:: DATA FOR PROCESSING ::
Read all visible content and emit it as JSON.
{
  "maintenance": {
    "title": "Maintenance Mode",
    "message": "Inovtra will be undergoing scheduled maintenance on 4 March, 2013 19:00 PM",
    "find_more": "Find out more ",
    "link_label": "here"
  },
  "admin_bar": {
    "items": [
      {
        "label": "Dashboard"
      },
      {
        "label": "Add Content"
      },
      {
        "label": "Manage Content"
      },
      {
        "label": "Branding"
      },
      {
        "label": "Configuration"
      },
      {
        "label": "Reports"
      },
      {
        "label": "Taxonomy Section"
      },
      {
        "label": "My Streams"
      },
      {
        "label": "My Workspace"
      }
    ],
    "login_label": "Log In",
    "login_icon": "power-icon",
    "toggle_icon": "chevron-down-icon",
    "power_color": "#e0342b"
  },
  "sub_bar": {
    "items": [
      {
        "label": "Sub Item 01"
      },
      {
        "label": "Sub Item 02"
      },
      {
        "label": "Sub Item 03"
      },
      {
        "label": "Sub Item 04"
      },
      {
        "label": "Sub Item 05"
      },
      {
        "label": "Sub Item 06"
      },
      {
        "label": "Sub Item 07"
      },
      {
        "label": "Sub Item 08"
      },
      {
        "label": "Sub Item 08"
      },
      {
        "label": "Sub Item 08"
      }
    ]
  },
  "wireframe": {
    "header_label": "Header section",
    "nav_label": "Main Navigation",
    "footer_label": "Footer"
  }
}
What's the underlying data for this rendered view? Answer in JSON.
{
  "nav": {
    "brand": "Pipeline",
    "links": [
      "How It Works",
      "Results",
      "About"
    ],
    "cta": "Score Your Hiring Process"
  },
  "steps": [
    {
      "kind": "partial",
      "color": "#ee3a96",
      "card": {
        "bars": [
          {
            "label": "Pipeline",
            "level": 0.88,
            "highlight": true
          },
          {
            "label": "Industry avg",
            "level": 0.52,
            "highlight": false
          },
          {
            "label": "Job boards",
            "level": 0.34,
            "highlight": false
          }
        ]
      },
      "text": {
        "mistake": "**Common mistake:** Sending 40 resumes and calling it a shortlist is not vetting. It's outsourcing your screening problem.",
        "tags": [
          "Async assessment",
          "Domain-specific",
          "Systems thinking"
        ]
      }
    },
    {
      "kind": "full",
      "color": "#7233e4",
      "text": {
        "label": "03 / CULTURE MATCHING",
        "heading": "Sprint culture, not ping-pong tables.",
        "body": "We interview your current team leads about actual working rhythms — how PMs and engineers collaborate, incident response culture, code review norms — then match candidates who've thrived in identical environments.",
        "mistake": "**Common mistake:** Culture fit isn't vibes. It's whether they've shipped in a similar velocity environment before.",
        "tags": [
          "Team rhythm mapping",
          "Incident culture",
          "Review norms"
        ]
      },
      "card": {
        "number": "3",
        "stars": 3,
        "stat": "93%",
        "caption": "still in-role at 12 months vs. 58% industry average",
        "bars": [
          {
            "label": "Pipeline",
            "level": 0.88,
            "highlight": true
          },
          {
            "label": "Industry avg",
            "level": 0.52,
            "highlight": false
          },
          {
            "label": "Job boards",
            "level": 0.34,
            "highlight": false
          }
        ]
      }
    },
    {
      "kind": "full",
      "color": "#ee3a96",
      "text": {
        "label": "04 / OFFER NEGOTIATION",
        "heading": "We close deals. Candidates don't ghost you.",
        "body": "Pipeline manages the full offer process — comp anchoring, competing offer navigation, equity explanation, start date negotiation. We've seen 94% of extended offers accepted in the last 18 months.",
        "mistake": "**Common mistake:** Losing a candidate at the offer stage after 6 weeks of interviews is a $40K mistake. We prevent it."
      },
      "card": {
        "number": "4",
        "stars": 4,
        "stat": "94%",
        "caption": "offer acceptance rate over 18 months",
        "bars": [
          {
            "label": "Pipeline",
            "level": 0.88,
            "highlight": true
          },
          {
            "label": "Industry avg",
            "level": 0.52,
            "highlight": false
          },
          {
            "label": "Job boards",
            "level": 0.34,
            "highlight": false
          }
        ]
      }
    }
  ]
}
:::
:: DATA FOR PROCESSING ::
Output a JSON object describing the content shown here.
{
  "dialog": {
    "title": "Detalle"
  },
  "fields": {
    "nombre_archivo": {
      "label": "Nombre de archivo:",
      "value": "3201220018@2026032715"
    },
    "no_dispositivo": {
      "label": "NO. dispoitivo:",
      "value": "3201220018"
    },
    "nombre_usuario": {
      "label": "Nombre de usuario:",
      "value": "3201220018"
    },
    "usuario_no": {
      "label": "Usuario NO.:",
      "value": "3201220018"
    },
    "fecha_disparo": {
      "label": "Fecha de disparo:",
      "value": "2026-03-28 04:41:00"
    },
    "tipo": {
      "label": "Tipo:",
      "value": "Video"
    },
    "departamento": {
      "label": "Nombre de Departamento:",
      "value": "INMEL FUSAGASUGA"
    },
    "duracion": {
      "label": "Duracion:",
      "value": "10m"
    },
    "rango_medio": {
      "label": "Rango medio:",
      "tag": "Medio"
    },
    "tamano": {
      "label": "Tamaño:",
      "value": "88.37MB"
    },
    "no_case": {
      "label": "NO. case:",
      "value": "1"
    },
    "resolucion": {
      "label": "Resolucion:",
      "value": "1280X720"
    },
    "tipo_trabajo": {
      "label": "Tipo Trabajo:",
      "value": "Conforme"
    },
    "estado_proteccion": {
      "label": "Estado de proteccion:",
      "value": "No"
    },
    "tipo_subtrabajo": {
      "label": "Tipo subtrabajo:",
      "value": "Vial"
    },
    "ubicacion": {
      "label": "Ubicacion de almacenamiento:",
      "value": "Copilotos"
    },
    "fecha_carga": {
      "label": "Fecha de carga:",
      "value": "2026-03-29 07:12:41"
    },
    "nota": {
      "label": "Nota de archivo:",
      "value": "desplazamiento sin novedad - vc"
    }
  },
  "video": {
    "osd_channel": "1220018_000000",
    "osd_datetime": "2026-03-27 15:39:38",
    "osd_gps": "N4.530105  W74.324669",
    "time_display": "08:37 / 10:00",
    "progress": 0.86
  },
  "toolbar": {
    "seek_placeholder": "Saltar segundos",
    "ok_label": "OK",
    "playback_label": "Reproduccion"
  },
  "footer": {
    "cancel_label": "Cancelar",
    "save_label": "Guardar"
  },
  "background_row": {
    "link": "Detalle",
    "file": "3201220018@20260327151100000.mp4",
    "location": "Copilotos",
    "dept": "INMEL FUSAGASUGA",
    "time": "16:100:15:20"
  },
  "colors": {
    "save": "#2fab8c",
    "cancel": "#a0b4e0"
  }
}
:::
WRITTEN PROBLEM -
Look through the records and gather each line with the word "title".

PROBLEM SOLUTION -
    "title": "Maintenance Mode",
    "title": "Detalle"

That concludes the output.